Write out all the entries word for word and omit any pictures.

— START Records shown —

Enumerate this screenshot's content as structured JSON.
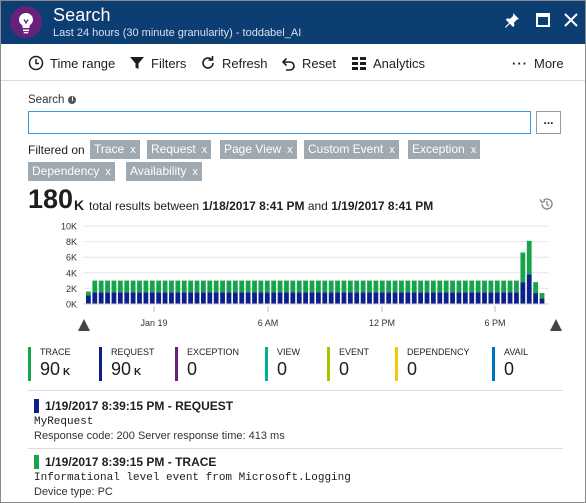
{
  "window": {
    "title": "Search",
    "subtitle": "Last 24 hours (30 minute granularity) - toddabel_AI"
  },
  "toolbar": {
    "time_range": "Time range",
    "filters": "Filters",
    "refresh": "Refresh",
    "reset": "Reset",
    "analytics": "Analytics",
    "more": "More"
  },
  "search": {
    "label": "Search",
    "value": "",
    "more_button": "..."
  },
  "filters": {
    "label": "Filtered on",
    "chips": [
      "Trace",
      "Request",
      "Page View",
      "Custom Event",
      "Exception",
      "Dependency",
      "Availability"
    ]
  },
  "totals": {
    "count": "180",
    "unit": "K",
    "text_before": "total results between",
    "start": "1/18/2017 8:41 PM",
    "and": "and",
    "end": "1/19/2017 8:41 PM"
  },
  "colors": {
    "trace": "#16a34a",
    "request": "#0c1f8a",
    "exception": "#68217a",
    "view": "#00b294",
    "event": "#a4c400",
    "dependency": "#f2c80f",
    "availability": "#0072c6"
  },
  "chart_data": {
    "type": "bar",
    "stacked": true,
    "ylim": [
      0,
      10000
    ],
    "y_ticks": [
      "10K",
      "8K",
      "6K",
      "4K",
      "2K",
      "0K"
    ],
    "x_ticks": [
      "Jan 19",
      "6 AM",
      "12 PM",
      "6 PM"
    ],
    "series": [
      {
        "name": "REQUEST",
        "values": [
          1100,
          1500,
          1500,
          1500,
          1500,
          1500,
          1500,
          1500,
          1500,
          1500,
          1500,
          1500,
          1500,
          1500,
          1500,
          1500,
          1500,
          1500,
          1500,
          1500,
          1500,
          1500,
          1500,
          1500,
          1500,
          1500,
          1500,
          1500,
          1500,
          1500,
          1500,
          1500,
          1500,
          1500,
          1500,
          1500,
          1500,
          1500,
          1500,
          1500,
          1500,
          1500,
          1500,
          1500,
          1500,
          1500,
          1500,
          1500,
          1500,
          1500,
          1500,
          1500,
          1500,
          1500,
          1500,
          1500,
          1500,
          1500,
          1500,
          1500,
          1500,
          1500,
          1500,
          1500,
          1500,
          1500,
          1500,
          1500,
          2800,
          3800,
          1400,
          700
        ]
      },
      {
        "name": "TRACE",
        "values": [
          500,
          1500,
          1500,
          1500,
          1500,
          1500,
          1500,
          1500,
          1500,
          1500,
          1500,
          1500,
          1500,
          1500,
          1500,
          1500,
          1500,
          1500,
          1500,
          1500,
          1500,
          1500,
          1500,
          1500,
          1500,
          1500,
          1500,
          1500,
          1500,
          1500,
          1500,
          1500,
          1500,
          1500,
          1500,
          1500,
          1500,
          1500,
          1500,
          1500,
          1500,
          1500,
          1500,
          1500,
          1500,
          1500,
          1500,
          1500,
          1500,
          1500,
          1500,
          1500,
          1500,
          1500,
          1500,
          1500,
          1500,
          1500,
          1500,
          1500,
          1500,
          1500,
          1500,
          1500,
          1500,
          1500,
          1500,
          1500,
          3800,
          4300,
          1400,
          700
        ]
      }
    ]
  },
  "legend": [
    {
      "key": "trace",
      "label": "TRACE",
      "value": "90",
      "unit": "K"
    },
    {
      "key": "request",
      "label": "REQUEST",
      "value": "90",
      "unit": "K"
    },
    {
      "key": "exception",
      "label": "EXCEPTION",
      "value": "0",
      "unit": ""
    },
    {
      "key": "view",
      "label": "VIEW",
      "value": "0",
      "unit": ""
    },
    {
      "key": "event",
      "label": "EVENT",
      "value": "0",
      "unit": ""
    },
    {
      "key": "dependency",
      "label": "DEPENDENCY",
      "value": "0",
      "unit": ""
    },
    {
      "key": "availability",
      "label": "AVAIL",
      "value": "0",
      "unit": ""
    }
  ],
  "results": [
    {
      "color_key": "request",
      "title": "1/19/2017 8:39:15 PM - REQUEST",
      "line": "MyRequest",
      "meta": "Response code: 200  Server response time: 413 ms"
    },
    {
      "color_key": "trace",
      "title": "1/19/2017 8:39:15 PM - TRACE",
      "line": "Informational level event from Microsoft.Logging",
      "meta": "Device type: PC"
    }
  ]
}
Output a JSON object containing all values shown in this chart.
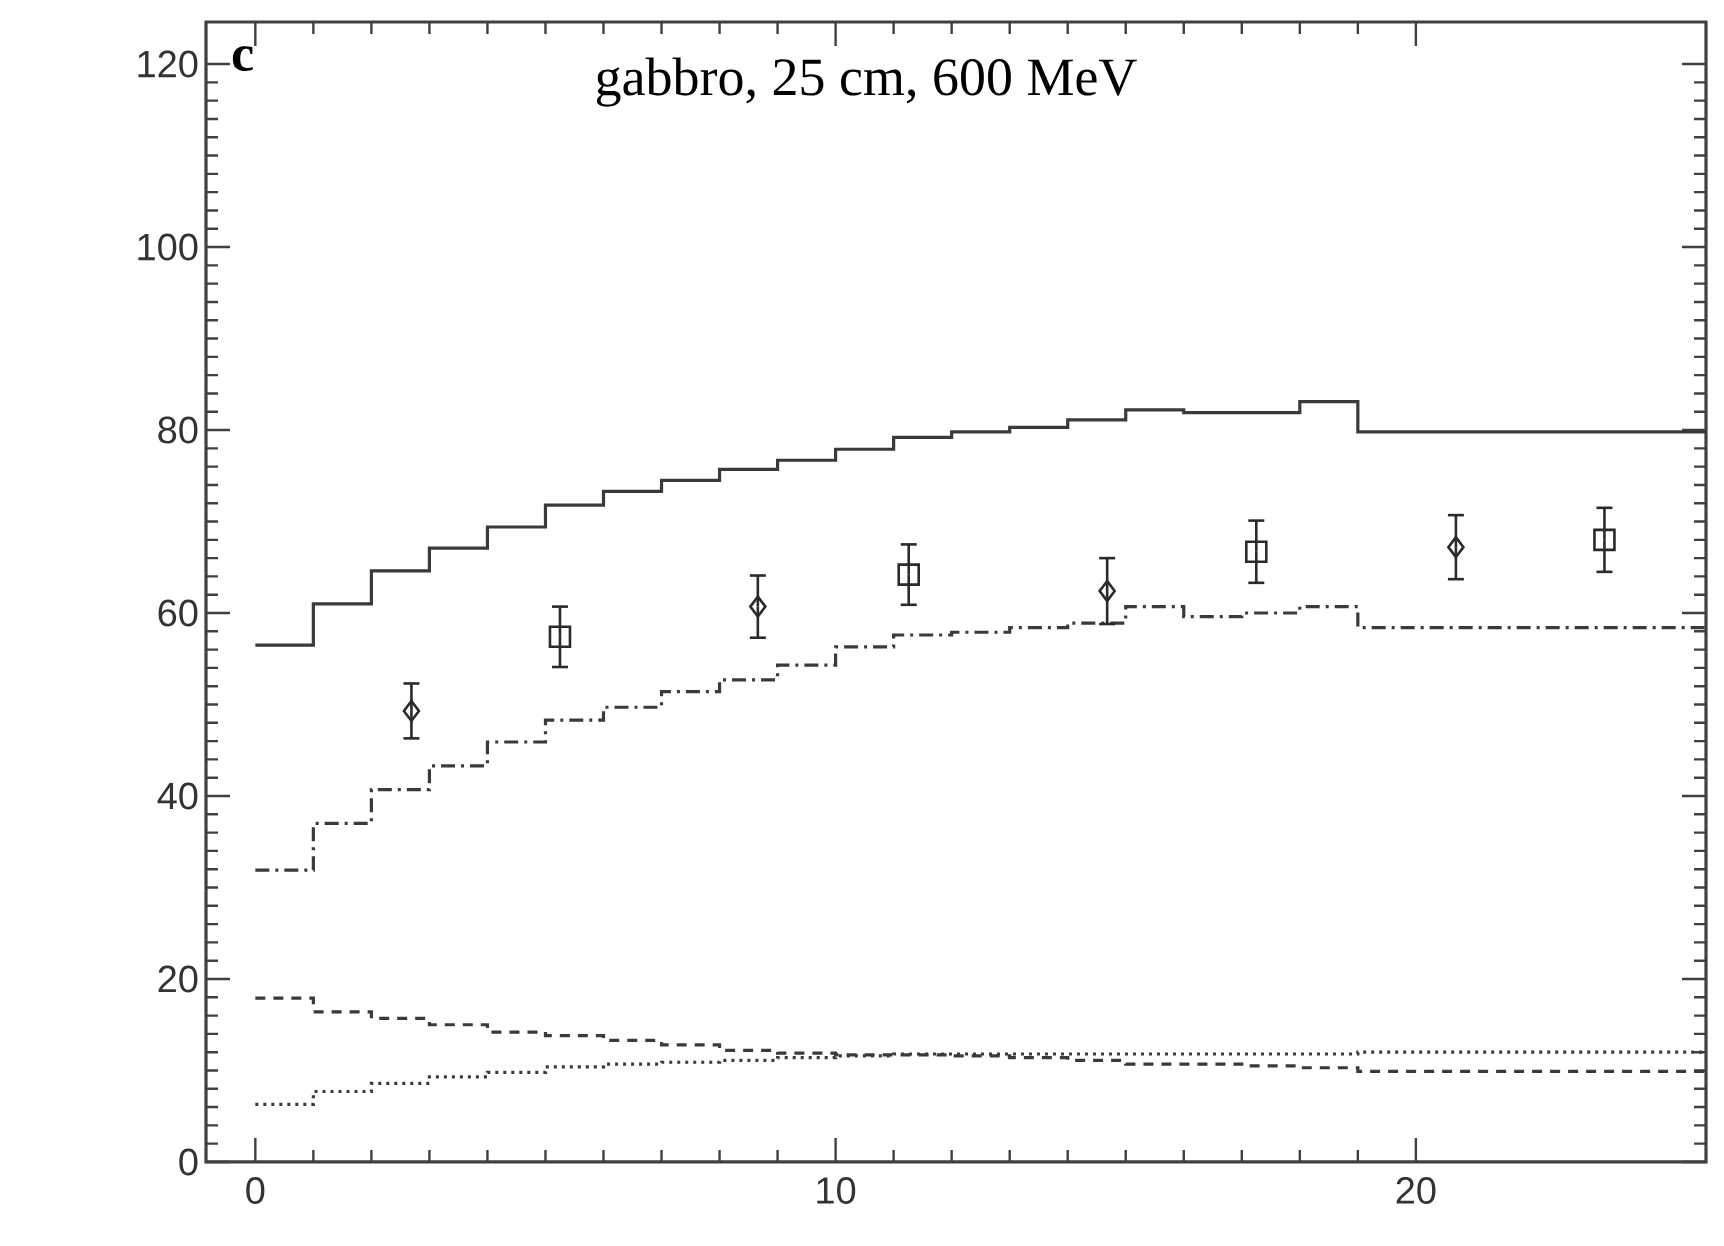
{
  "chart_data": {
    "type": "step",
    "title": "gabbro, 25 cm, 600 MeV",
    "annotations": [
      "c"
    ],
    "xlim": [
      -0.85,
      25
    ],
    "ylim": [
      0,
      124.6
    ],
    "xticks": [
      0,
      10,
      20
    ],
    "yticks": [
      0,
      20,
      40,
      60,
      80,
      100,
      120
    ],
    "series": [
      {
        "type": "step",
        "line_style": "solid",
        "marker": "none",
        "color": "#3a3a3a",
        "x": [
          0,
          1,
          2,
          3,
          4,
          5,
          6,
          7,
          8,
          9,
          10,
          11,
          12,
          13,
          14,
          15,
          16,
          17,
          18,
          19,
          25
        ],
        "values": [
          56.5,
          61.0,
          64.6,
          67.1,
          69.4,
          71.8,
          73.3,
          74.5,
          75.7,
          76.7,
          77.9,
          79.2,
          79.8,
          80.3,
          81.1,
          82.2,
          81.9,
          81.9,
          83.1,
          79.8,
          79.8
        ]
      },
      {
        "type": "step",
        "line_style": "dashdot",
        "marker": "none",
        "color": "#3a3a3a",
        "x": [
          0,
          1,
          2,
          3,
          4,
          5,
          6,
          7,
          8,
          9,
          10,
          11,
          12,
          13,
          14,
          15,
          16,
          17,
          18,
          19,
          25
        ],
        "values": [
          31.9,
          37.0,
          40.7,
          43.3,
          45.9,
          48.3,
          49.7,
          51.4,
          52.7,
          54.3,
          56.3,
          57.6,
          57.9,
          58.4,
          58.9,
          60.7,
          59.6,
          60.0,
          60.7,
          58.4,
          58.4
        ]
      },
      {
        "type": "step",
        "line_style": "dashed",
        "marker": "none",
        "color": "#3a3a3a",
        "x": [
          0,
          1,
          2,
          3,
          4,
          5,
          6,
          7,
          8,
          9,
          10,
          11,
          12,
          13,
          14,
          15,
          16,
          17,
          18,
          19,
          25
        ],
        "values": [
          17.9,
          16.4,
          15.7,
          15.0,
          14.2,
          13.8,
          13.3,
          12.8,
          12.2,
          11.9,
          11.7,
          11.7,
          11.6,
          11.4,
          11.1,
          10.7,
          10.7,
          10.5,
          10.3,
          9.9,
          9.9
        ]
      },
      {
        "type": "step",
        "line_style": "dotted",
        "marker": "none",
        "color": "#3a3a3a",
        "x": [
          0,
          1,
          2,
          3,
          4,
          5,
          6,
          7,
          8,
          9,
          10,
          11,
          12,
          13,
          14,
          15,
          16,
          17,
          18,
          19,
          25
        ],
        "values": [
          6.3,
          7.7,
          8.6,
          9.3,
          9.8,
          10.4,
          10.7,
          10.9,
          11.1,
          11.4,
          11.6,
          11.8,
          11.8,
          11.8,
          11.8,
          11.8,
          11.8,
          11.8,
          11.8,
          12.0,
          12.0
        ]
      },
      {
        "type": "scatter",
        "marker": "diamond",
        "color": "#2a2a2a",
        "x": [
          2.69,
          8.66,
          14.68,
          20.69
        ],
        "values": [
          49.3,
          60.7,
          62.4,
          67.2
        ],
        "errors": [
          3.0,
          3.4,
          3.6,
          3.5
        ]
      },
      {
        "type": "scatter",
        "marker": "square",
        "color": "#2a2a2a",
        "x": [
          5.25,
          11.26,
          17.25,
          23.25
        ],
        "values": [
          57.4,
          64.2,
          66.7,
          68.0
        ],
        "errors": [
          3.3,
          3.3,
          3.4,
          3.5
        ]
      }
    ]
  }
}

— END Records shown —

Result of this task:
Enumerate this screenshot's content as structured JSON.
{
  "window": {
    "title": "Search",
    "subtitle": "Last 24 hours (30 minute granularity) - toddabel_AI"
  },
  "toolbar": {
    "time_range": "Time range",
    "filters": "Filters",
    "refresh": "Refresh",
    "reset": "Reset",
    "analytics": "Analytics",
    "more": "More"
  },
  "search": {
    "label": "Search",
    "value": "",
    "more_button": "..."
  },
  "filters": {
    "label": "Filtered on",
    "chips": [
      "Trace",
      "Request",
      "Page View",
      "Custom Event",
      "Exception",
      "Dependency",
      "Availability"
    ]
  },
  "totals": {
    "count": "180",
    "unit": "K",
    "text_before": "total results between",
    "start": "1/18/2017 8:41 PM",
    "and": "and",
    "end": "1/19/2017 8:41 PM"
  },
  "colors": {
    "trace": "#16a34a",
    "request": "#0c1f8a",
    "exception": "#68217a",
    "view": "#00b294",
    "event": "#a4c400",
    "dependency": "#f2c80f",
    "availability": "#0072c6"
  },
  "chart_data": {
    "type": "bar",
    "stacked": true,
    "ylim": [
      0,
      10000
    ],
    "y_ticks": [
      "10K",
      "8K",
      "6K",
      "4K",
      "2K",
      "0K"
    ],
    "x_ticks": [
      "Jan 19",
      "6 AM",
      "12 PM",
      "6 PM"
    ],
    "series": [
      {
        "name": "REQUEST",
        "values": [
          1100,
          1500,
          1500,
          1500,
          1500,
          1500,
          1500,
          1500,
          1500,
          1500,
          1500,
          1500,
          1500,
          1500,
          1500,
          1500,
          1500,
          1500,
          1500,
          1500,
          1500,
          1500,
          1500,
          1500,
          1500,
          1500,
          1500,
          1500,
          1500,
          1500,
          1500,
          1500,
          1500,
          1500,
          1500,
          1500,
          1500,
          1500,
          1500,
          1500,
          1500,
          1500,
          1500,
          1500,
          1500,
          1500,
          1500,
          1500,
          1500,
          1500,
          1500,
          1500,
          1500,
          1500,
          1500,
          1500,
          1500,
          1500,
          1500,
          1500,
          1500,
          1500,
          1500,
          1500,
          1500,
          1500,
          1500,
          1500,
          2800,
          3800,
          1400,
          700
        ]
      },
      {
        "name": "TRACE",
        "values": [
          500,
          1500,
          1500,
          1500,
          1500,
          1500,
          1500,
          1500,
          1500,
          1500,
          1500,
          1500,
          1500,
          1500,
          1500,
          1500,
          1500,
          1500,
          1500,
          1500,
          1500,
          1500,
          1500,
          1500,
          1500,
          1500,
          1500,
          1500,
          1500,
          1500,
          1500,
          1500,
          1500,
          1500,
          1500,
          1500,
          1500,
          1500,
          1500,
          1500,
          1500,
          1500,
          1500,
          1500,
          1500,
          1500,
          1500,
          1500,
          1500,
          1500,
          1500,
          1500,
          1500,
          1500,
          1500,
          1500,
          1500,
          1500,
          1500,
          1500,
          1500,
          1500,
          1500,
          1500,
          1500,
          1500,
          1500,
          1500,
          3800,
          4300,
          1400,
          700
        ]
      }
    ]
  },
  "legend": [
    {
      "key": "trace",
      "label": "TRACE",
      "value": "90",
      "unit": "K"
    },
    {
      "key": "request",
      "label": "REQUEST",
      "value": "90",
      "unit": "K"
    },
    {
      "key": "exception",
      "label": "EXCEPTION",
      "value": "0",
      "unit": ""
    },
    {
      "key": "view",
      "label": "VIEW",
      "value": "0",
      "unit": ""
    },
    {
      "key": "event",
      "label": "EVENT",
      "value": "0",
      "unit": ""
    },
    {
      "key": "dependency",
      "label": "DEPENDENCY",
      "value": "0",
      "unit": ""
    },
    {
      "key": "availability",
      "label": "AVAIL",
      "value": "0",
      "unit": ""
    }
  ],
  "results": [
    {
      "color_key": "request",
      "title": "1/19/2017 8:39:15 PM - REQUEST",
      "line": "MyRequest",
      "meta": "Response code: 200  Server response time: 413 ms"
    },
    {
      "color_key": "trace",
      "title": "1/19/2017 8:39:15 PM - TRACE",
      "line": "Informational level event from Microsoft.Logging",
      "meta": "Device type: PC"
    }
  ]
}
Output a JSON object containing all values shown in this chart.
{
  "chart_data": {
    "type": "step",
    "title": "gabbro, 25 cm, 600 MeV",
    "annotations": [
      "c"
    ],
    "xlim": [
      -0.85,
      25
    ],
    "ylim": [
      0,
      124.6
    ],
    "xticks": [
      0,
      10,
      20
    ],
    "yticks": [
      0,
      20,
      40,
      60,
      80,
      100,
      120
    ],
    "series": [
      {
        "type": "step",
        "line_style": "solid",
        "marker": "none",
        "color": "#3a3a3a",
        "x": [
          0,
          1,
          2,
          3,
          4,
          5,
          6,
          7,
          8,
          9,
          10,
          11,
          12,
          13,
          14,
          15,
          16,
          17,
          18,
          19,
          25
        ],
        "values": [
          56.5,
          61.0,
          64.6,
          67.1,
          69.4,
          71.8,
          73.3,
          74.5,
          75.7,
          76.7,
          77.9,
          79.2,
          79.8,
          80.3,
          81.1,
          82.2,
          81.9,
          81.9,
          83.1,
          79.8,
          79.8
        ]
      },
      {
        "type": "step",
        "line_style": "dashdot",
        "marker": "none",
        "color": "#3a3a3a",
        "x": [
          0,
          1,
          2,
          3,
          4,
          5,
          6,
          7,
          8,
          9,
          10,
          11,
          12,
          13,
          14,
          15,
          16,
          17,
          18,
          19,
          25
        ],
        "values": [
          31.9,
          37.0,
          40.7,
          43.3,
          45.9,
          48.3,
          49.7,
          51.4,
          52.7,
          54.3,
          56.3,
          57.6,
          57.9,
          58.4,
          58.9,
          60.7,
          59.6,
          60.0,
          60.7,
          58.4,
          58.4
        ]
      },
      {
        "type": "step",
        "line_style": "dashed",
        "marker": "none",
        "color": "#3a3a3a",
        "x": [
          0,
          1,
          2,
          3,
          4,
          5,
          6,
          7,
          8,
          9,
          10,
          11,
          12,
          13,
          14,
          15,
          16,
          17,
          18,
          19,
          25
        ],
        "values": [
          17.9,
          16.4,
          15.7,
          15.0,
          14.2,
          13.8,
          13.3,
          12.8,
          12.2,
          11.9,
          11.7,
          11.7,
          11.6,
          11.4,
          11.1,
          10.7,
          10.7,
          10.5,
          10.3,
          9.9,
          9.9
        ]
      },
      {
        "type": "step",
        "line_style": "dotted",
        "marker": "none",
        "color": "#3a3a3a",
        "x": [
          0,
          1,
          2,
          3,
          4,
          5,
          6,
          7,
          8,
          9,
          10,
          11,
          12,
          13,
          14,
          15,
          16,
          17,
          18,
          19,
          25
        ],
        "values": [
          6.3,
          7.7,
          8.6,
          9.3,
          9.8,
          10.4,
          10.7,
          10.9,
          11.1,
          11.4,
          11.6,
          11.8,
          11.8,
          11.8,
          11.8,
          11.8,
          11.8,
          11.8,
          11.8,
          12.0,
          12.0
        ]
      },
      {
        "type": "scatter",
        "marker": "diamond",
        "color": "#2a2a2a",
        "x": [
          2.69,
          8.66,
          14.68,
          20.69
        ],
        "values": [
          49.3,
          60.7,
          62.4,
          67.2
        ],
        "errors": [
          3.0,
          3.4,
          3.6,
          3.5
        ]
      },
      {
        "type": "scatter",
        "marker": "square",
        "color": "#2a2a2a",
        "x": [
          5.25,
          11.26,
          17.25,
          23.25
        ],
        "values": [
          57.4,
          64.2,
          66.7,
          68.0
        ],
        "errors": [
          3.3,
          3.3,
          3.4,
          3.5
        ]
      }
    ]
  }
}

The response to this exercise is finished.